● Problem to solve: Take all the material and copy it exactly.

## begin Task data

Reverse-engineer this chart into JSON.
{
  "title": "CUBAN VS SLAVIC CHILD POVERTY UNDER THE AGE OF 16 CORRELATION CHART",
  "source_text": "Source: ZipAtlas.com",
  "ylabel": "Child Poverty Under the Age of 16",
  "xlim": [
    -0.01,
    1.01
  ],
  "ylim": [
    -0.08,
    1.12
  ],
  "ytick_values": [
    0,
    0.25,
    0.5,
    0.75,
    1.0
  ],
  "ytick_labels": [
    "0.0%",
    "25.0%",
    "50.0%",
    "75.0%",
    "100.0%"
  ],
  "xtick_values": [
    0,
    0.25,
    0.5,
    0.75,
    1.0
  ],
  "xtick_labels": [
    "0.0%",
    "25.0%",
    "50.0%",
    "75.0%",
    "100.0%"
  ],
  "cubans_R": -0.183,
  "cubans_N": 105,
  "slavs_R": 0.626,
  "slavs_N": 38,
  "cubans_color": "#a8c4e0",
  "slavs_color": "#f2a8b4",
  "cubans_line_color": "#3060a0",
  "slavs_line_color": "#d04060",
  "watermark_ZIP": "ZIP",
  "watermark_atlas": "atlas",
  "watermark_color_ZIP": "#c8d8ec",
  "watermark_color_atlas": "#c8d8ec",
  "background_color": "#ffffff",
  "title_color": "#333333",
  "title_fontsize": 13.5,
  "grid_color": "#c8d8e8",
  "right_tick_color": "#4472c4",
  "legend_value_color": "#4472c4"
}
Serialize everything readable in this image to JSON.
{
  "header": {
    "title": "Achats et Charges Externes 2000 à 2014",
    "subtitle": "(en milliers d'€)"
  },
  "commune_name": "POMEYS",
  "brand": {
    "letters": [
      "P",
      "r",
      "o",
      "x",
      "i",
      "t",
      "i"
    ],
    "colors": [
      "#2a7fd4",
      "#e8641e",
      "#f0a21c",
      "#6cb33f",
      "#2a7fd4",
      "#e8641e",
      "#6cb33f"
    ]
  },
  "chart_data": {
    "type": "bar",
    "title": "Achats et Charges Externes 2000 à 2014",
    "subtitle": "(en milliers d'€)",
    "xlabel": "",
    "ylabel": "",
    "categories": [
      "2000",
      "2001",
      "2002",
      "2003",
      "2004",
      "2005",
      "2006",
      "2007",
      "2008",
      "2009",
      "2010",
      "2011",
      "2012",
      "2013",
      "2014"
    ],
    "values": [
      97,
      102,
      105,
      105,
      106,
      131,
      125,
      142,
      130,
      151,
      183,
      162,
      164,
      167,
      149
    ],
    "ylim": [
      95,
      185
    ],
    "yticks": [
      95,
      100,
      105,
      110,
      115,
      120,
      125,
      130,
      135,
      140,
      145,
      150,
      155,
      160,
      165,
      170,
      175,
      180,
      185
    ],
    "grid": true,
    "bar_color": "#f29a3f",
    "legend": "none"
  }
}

## end Task data

● Completed task:
Reverse-engineer this chart into JSON.
{
  "title": "CUBAN VS SLAVIC CHILD POVERTY UNDER THE AGE OF 16 CORRELATION CHART",
  "source_text": "Source: ZipAtlas.com",
  "ylabel": "Child Poverty Under the Age of 16",
  "xlim": [
    -0.01,
    1.01
  ],
  "ylim": [
    -0.08,
    1.12
  ],
  "ytick_values": [
    0,
    0.25,
    0.5,
    0.75,
    1.0
  ],
  "ytick_labels": [
    "0.0%",
    "25.0%",
    "50.0%",
    "75.0%",
    "100.0%"
  ],
  "xtick_values": [
    0,
    0.25,
    0.5,
    0.75,
    1.0
  ],
  "xtick_labels": [
    "0.0%",
    "25.0%",
    "50.0%",
    "75.0%",
    "100.0%"
  ],
  "cubans_R": -0.183,
  "cubans_N": 105,
  "slavs_R": 0.626,
  "slavs_N": 38,
  "cubans_color": "#a8c4e0",
  "slavs_color": "#f2a8b4",
  "cubans_line_color": "#3060a0",
  "slavs_line_color": "#d04060",
  "watermark_ZIP": "ZIP",
  "watermark_atlas": "atlas",
  "watermark_color_ZIP": "#c8d8ec",
  "watermark_color_atlas": "#c8d8ec",
  "background_color": "#ffffff",
  "title_color": "#333333",
  "title_fontsize": 13.5,
  "grid_color": "#c8d8e8",
  "right_tick_color": "#4472c4",
  "legend_value_color": "#4472c4"
}
Serialize everything readable in this image to JSON.
{
  "header": {
    "title": "Achats et Charges Externes 2000 à 2014",
    "subtitle": "(en milliers d'€)"
  },
  "commune_name": "POMEYS",
  "brand": {
    "letters": [
      "P",
      "r",
      "o",
      "x",
      "i",
      "t",
      "i"
    ],
    "colors": [
      "#2a7fd4",
      "#e8641e",
      "#f0a21c",
      "#6cb33f",
      "#2a7fd4",
      "#e8641e",
      "#6cb33f"
    ]
  },
  "chart_data": {
    "type": "bar",
    "title": "Achats et Charges Externes 2000 à 2014",
    "subtitle": "(en milliers d'€)",
    "xlabel": "",
    "ylabel": "",
    "categories": [
      "2000",
      "2001",
      "2002",
      "2003",
      "2004",
      "2005",
      "2006",
      "2007",
      "2008",
      "2009",
      "2010",
      "2011",
      "2012",
      "2013",
      "2014"
    ],
    "values": [
      97,
      102,
      105,
      105,
      106,
      131,
      125,
      142,
      130,
      151,
      183,
      162,
      164,
      167,
      149
    ],
    "ylim": [
      95,
      185
    ],
    "yticks": [
      95,
      100,
      105,
      110,
      115,
      120,
      125,
      130,
      135,
      140,
      145,
      150,
      155,
      160,
      165,
      170,
      175,
      180,
      185
    ],
    "grid": true,
    "bar_color": "#f29a3f",
    "legend": "none"
  }
}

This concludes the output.